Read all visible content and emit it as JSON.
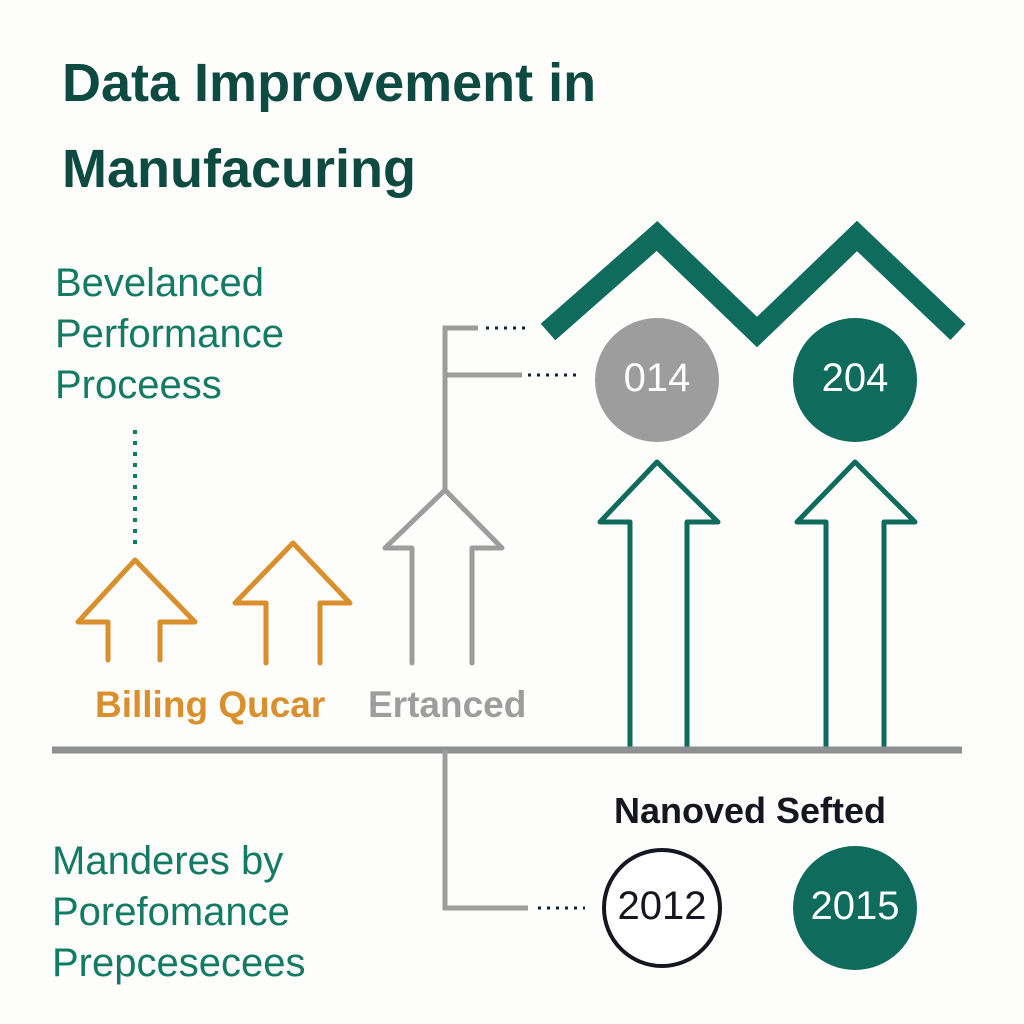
{
  "title": {
    "line1": "Data Improvement in",
    "line2": "Manufacuring"
  },
  "top_text": {
    "line1": "Bevelanced",
    "line2": "Performance",
    "line3": "Proceess"
  },
  "arrow_labels": {
    "orange": "Billing Qucar",
    "gray": "Ertanced"
  },
  "top_circles": [
    {
      "label": "014",
      "color": "#9d9d9d"
    },
    {
      "label": "204",
      "color": "#0f6b5c"
    }
  ],
  "bottom_heading": "Nanoved Sefted",
  "bottom_circles": [
    {
      "label": "2012",
      "style": "outline"
    },
    {
      "label": "2015",
      "color": "#0f6b5c"
    }
  ],
  "bottom_text": {
    "line1": "Manderes by",
    "line2": "Porefomance",
    "line3": "Prepcesecees"
  },
  "colors": {
    "teal": "#0f6b5c",
    "orange": "#d98f2b",
    "gray": "#9d9d9d",
    "title": "#0d4a42"
  }
}
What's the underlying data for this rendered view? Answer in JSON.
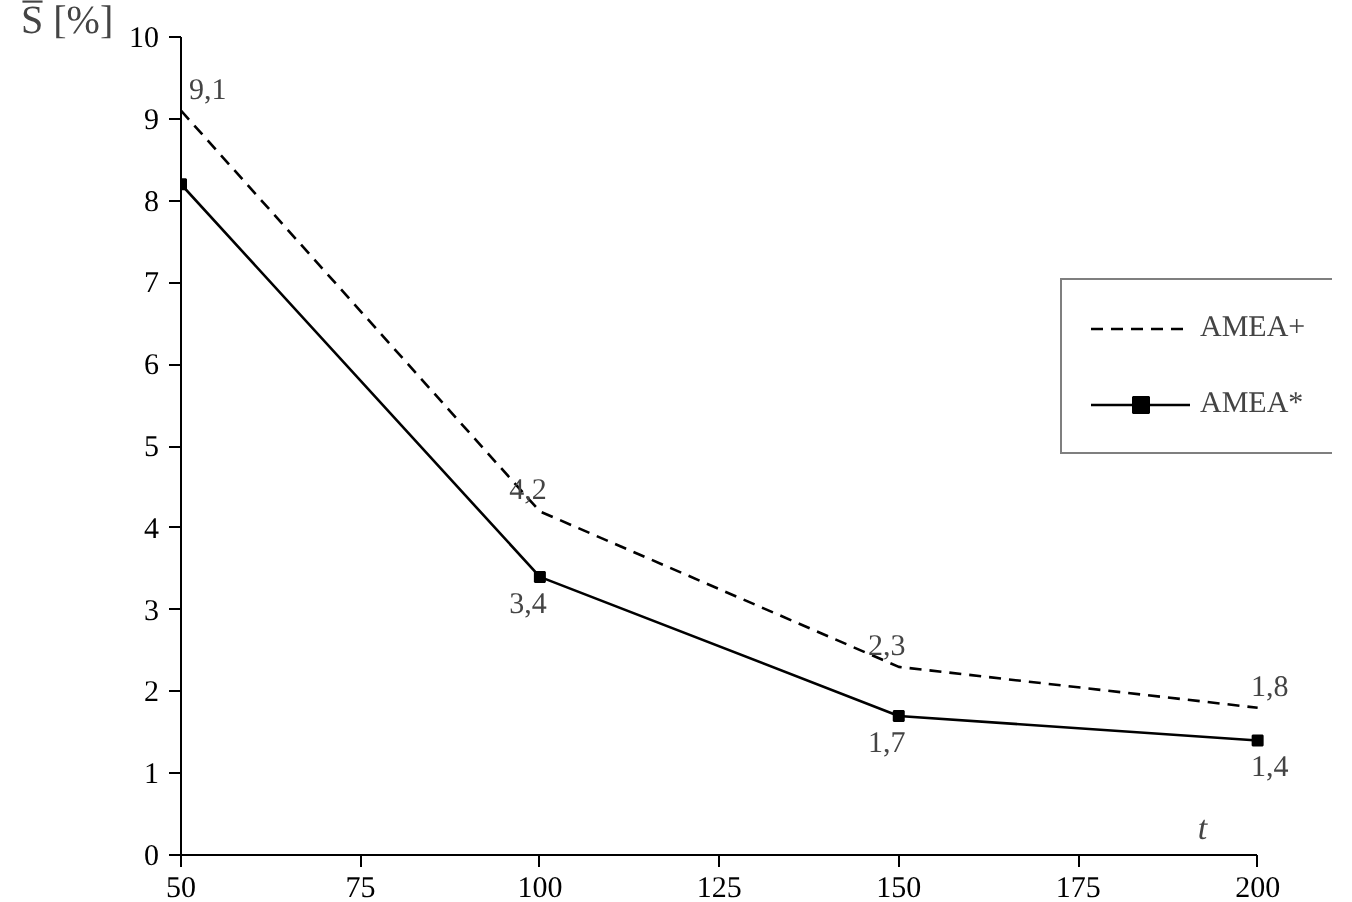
{
  "chart_data": {
    "type": "line",
    "xlabel": "t",
    "ylabel": "S̅ [%]",
    "x": [
      50,
      100,
      150,
      200
    ],
    "series": [
      {
        "name": "AMEA+",
        "color": "#000000",
        "line_style": "dashed",
        "marker": "none",
        "values": [
          9.1,
          4.2,
          2.3,
          1.8
        ],
        "value_labels": [
          "9,1",
          "4,2",
          "2,3",
          "1,8"
        ]
      },
      {
        "name": "AMEA*",
        "color": "#000000",
        "line_style": "solid",
        "marker": "square",
        "values": [
          8.2,
          3.4,
          1.7,
          1.4
        ],
        "value_labels": [
          null,
          "3,4",
          "1,7",
          "1,4"
        ]
      }
    ],
    "xlim": [
      50,
      200
    ],
    "xticks": [
      50,
      75,
      100,
      125,
      150,
      175,
      200
    ],
    "ylim": [
      0,
      10
    ],
    "yticks": [
      0,
      1,
      2,
      3,
      4,
      5,
      6,
      7,
      8,
      9,
      10
    ],
    "grid": false,
    "legend": "right"
  }
}
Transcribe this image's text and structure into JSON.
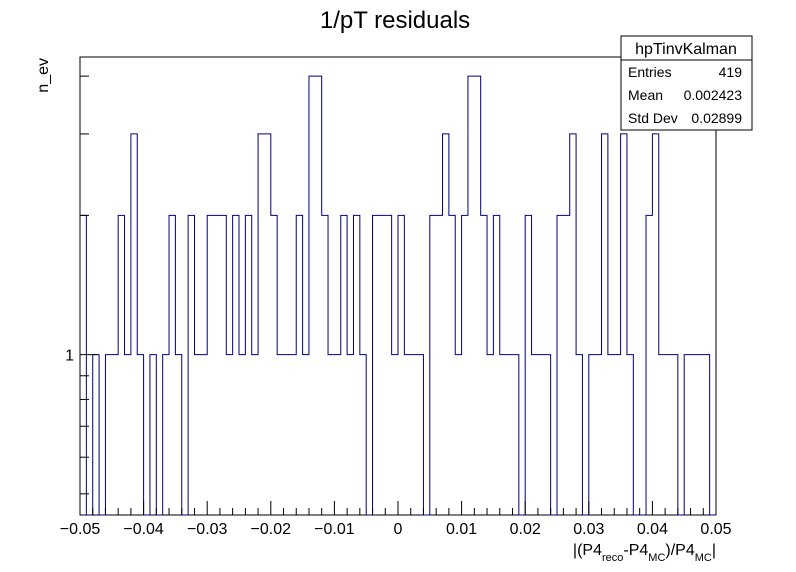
{
  "chart_data": {
    "type": "histogram",
    "title": "1/pT residuals",
    "xlabel": {
      "prefix": "|(P4",
      "sub1": "reco",
      "mid": "-P4",
      "sub2": "MC",
      "mid2": ")/P4",
      "sub3": "MC",
      "suffix": "|"
    },
    "ylabel": "n_ev",
    "log_y": true,
    "xlim": [
      -0.05,
      0.05
    ],
    "ylim": [
      0.45,
      4.4
    ],
    "x_ticks": [
      -0.05,
      -0.04,
      -0.03,
      -0.02,
      -0.01,
      0,
      0.01,
      0.02,
      0.03,
      0.04,
      0.05
    ],
    "x_tick_labels": [
      "−0.05",
      "−0.04",
      "−0.03",
      "−0.02",
      "−0.01",
      "0",
      "0.01",
      "0.02",
      "0.03",
      "0.04",
      "0.05"
    ],
    "y_tick_labels": [
      {
        "value": 1,
        "label": "1"
      }
    ],
    "line_color": "#000080",
    "bins": {
      "n": 100,
      "low": -0.05,
      "high": 0.05,
      "counts": [
        2,
        0,
        1,
        0,
        1,
        1,
        2,
        1,
        3,
        1,
        0,
        1,
        0,
        1,
        2,
        1,
        0,
        2,
        1,
        1,
        2,
        2,
        2,
        1,
        2,
        1,
        2,
        1,
        3,
        3,
        2,
        1,
        1,
        1,
        2,
        1,
        4,
        4,
        2,
        1,
        1,
        2,
        1,
        2,
        1,
        0,
        2,
        2,
        2,
        1,
        2,
        1,
        1,
        1,
        0,
        2,
        2,
        3,
        2,
        1,
        2,
        4,
        4,
        2,
        1,
        2,
        1,
        1,
        1,
        0,
        2,
        1,
        1,
        1,
        0,
        2,
        2,
        3,
        1,
        0,
        1,
        1,
        3,
        1,
        1,
        3,
        1,
        0,
        0,
        2,
        3,
        1,
        1,
        1,
        0,
        1,
        1,
        1,
        1,
        0
      ]
    }
  },
  "stats_box": {
    "name": "hpTinvKalman",
    "rows": [
      {
        "label": "Entries",
        "value": "419"
      },
      {
        "label": "Mean",
        "value": "0.002423"
      },
      {
        "label": "Std Dev",
        "value": "0.02899"
      }
    ]
  }
}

> [What you have to do]
Drop the images and repeat the data exactly.

> [Exercise output]
Read all visible content and emit it as JSON.
{
  "title": {
    "line1": "Data Improvement in",
    "line2": "Manufacuring"
  },
  "top_text": {
    "line1": "Bevelanced",
    "line2": "Performance",
    "line3": "Proceess"
  },
  "arrow_labels": {
    "orange": "Billing Qucar",
    "gray": "Ertanced"
  },
  "top_circles": [
    {
      "label": "014",
      "color": "#9d9d9d"
    },
    {
      "label": "204",
      "color": "#0f6b5c"
    }
  ],
  "bottom_heading": "Nanoved Sefted",
  "bottom_circles": [
    {
      "label": "2012",
      "style": "outline"
    },
    {
      "label": "2015",
      "color": "#0f6b5c"
    }
  ],
  "bottom_text": {
    "line1": "Manderes by",
    "line2": "Porefomance",
    "line3": "Prepcesecees"
  },
  "colors": {
    "teal": "#0f6b5c",
    "orange": "#d98f2b",
    "gray": "#9d9d9d",
    "title": "#0d4a42"
  }
}
What's the underlying data for this rendered view? Answer in JSON.
{
  "chart_data": {
    "type": "line",
    "xlabel": "t",
    "ylabel": "S̅ [%]",
    "x": [
      50,
      100,
      150,
      200
    ],
    "series": [
      {
        "name": "AMEA+",
        "color": "#000000",
        "line_style": "dashed",
        "marker": "none",
        "values": [
          9.1,
          4.2,
          2.3,
          1.8
        ],
        "value_labels": [
          "9,1",
          "4,2",
          "2,3",
          "1,8"
        ]
      },
      {
        "name": "AMEA*",
        "color": "#000000",
        "line_style": "solid",
        "marker": "square",
        "values": [
          8.2,
          3.4,
          1.7,
          1.4
        ],
        "value_labels": [
          null,
          "3,4",
          "1,7",
          "1,4"
        ]
      }
    ],
    "xlim": [
      50,
      200
    ],
    "xticks": [
      50,
      75,
      100,
      125,
      150,
      175,
      200
    ],
    "ylim": [
      0,
      10
    ],
    "yticks": [
      0,
      1,
      2,
      3,
      4,
      5,
      6,
      7,
      8,
      9,
      10
    ],
    "grid": false,
    "legend": "right"
  }
}
Transcribe this image's text and structure into JSON.
{
  "chart_data": {
    "type": "histogram",
    "title": "1/pT residuals",
    "xlabel": {
      "prefix": "|(P4",
      "sub1": "reco",
      "mid": "-P4",
      "sub2": "MC",
      "mid2": ")/P4",
      "sub3": "MC",
      "suffix": "|"
    },
    "ylabel": "n_ev",
    "log_y": true,
    "xlim": [
      -0.05,
      0.05
    ],
    "ylim": [
      0.45,
      4.4
    ],
    "x_ticks": [
      -0.05,
      -0.04,
      -0.03,
      -0.02,
      -0.01,
      0,
      0.01,
      0.02,
      0.03,
      0.04,
      0.05
    ],
    "x_tick_labels": [
      "−0.05",
      "−0.04",
      "−0.03",
      "−0.02",
      "−0.01",
      "0",
      "0.01",
      "0.02",
      "0.03",
      "0.04",
      "0.05"
    ],
    "y_tick_labels": [
      {
        "value": 1,
        "label": "1"
      }
    ],
    "line_color": "#000080",
    "bins": {
      "n": 100,
      "low": -0.05,
      "high": 0.05,
      "counts": [
        2,
        0,
        1,
        0,
        1,
        1,
        2,
        1,
        3,
        1,
        0,
        1,
        0,
        1,
        2,
        1,
        0,
        2,
        1,
        1,
        2,
        2,
        2,
        1,
        2,
        1,
        2,
        1,
        3,
        3,
        2,
        1,
        1,
        1,
        2,
        1,
        4,
        4,
        2,
        1,
        1,
        2,
        1,
        2,
        1,
        0,
        2,
        2,
        2,
        1,
        2,
        1,
        1,
        1,
        0,
        2,
        2,
        3,
        2,
        1,
        2,
        4,
        4,
        2,
        1,
        2,
        1,
        1,
        1,
        0,
        2,
        1,
        1,
        1,
        0,
        2,
        2,
        3,
        1,
        0,
        1,
        1,
        3,
        1,
        1,
        3,
        1,
        0,
        0,
        2,
        3,
        1,
        1,
        1,
        0,
        1,
        1,
        1,
        1,
        0
      ]
    }
  },
  "stats_box": {
    "name": "hpTinvKalman",
    "rows": [
      {
        "label": "Entries",
        "value": "419"
      },
      {
        "label": "Mean",
        "value": "0.002423"
      },
      {
        "label": "Std Dev",
        "value": "0.02899"
      }
    ]
  }
}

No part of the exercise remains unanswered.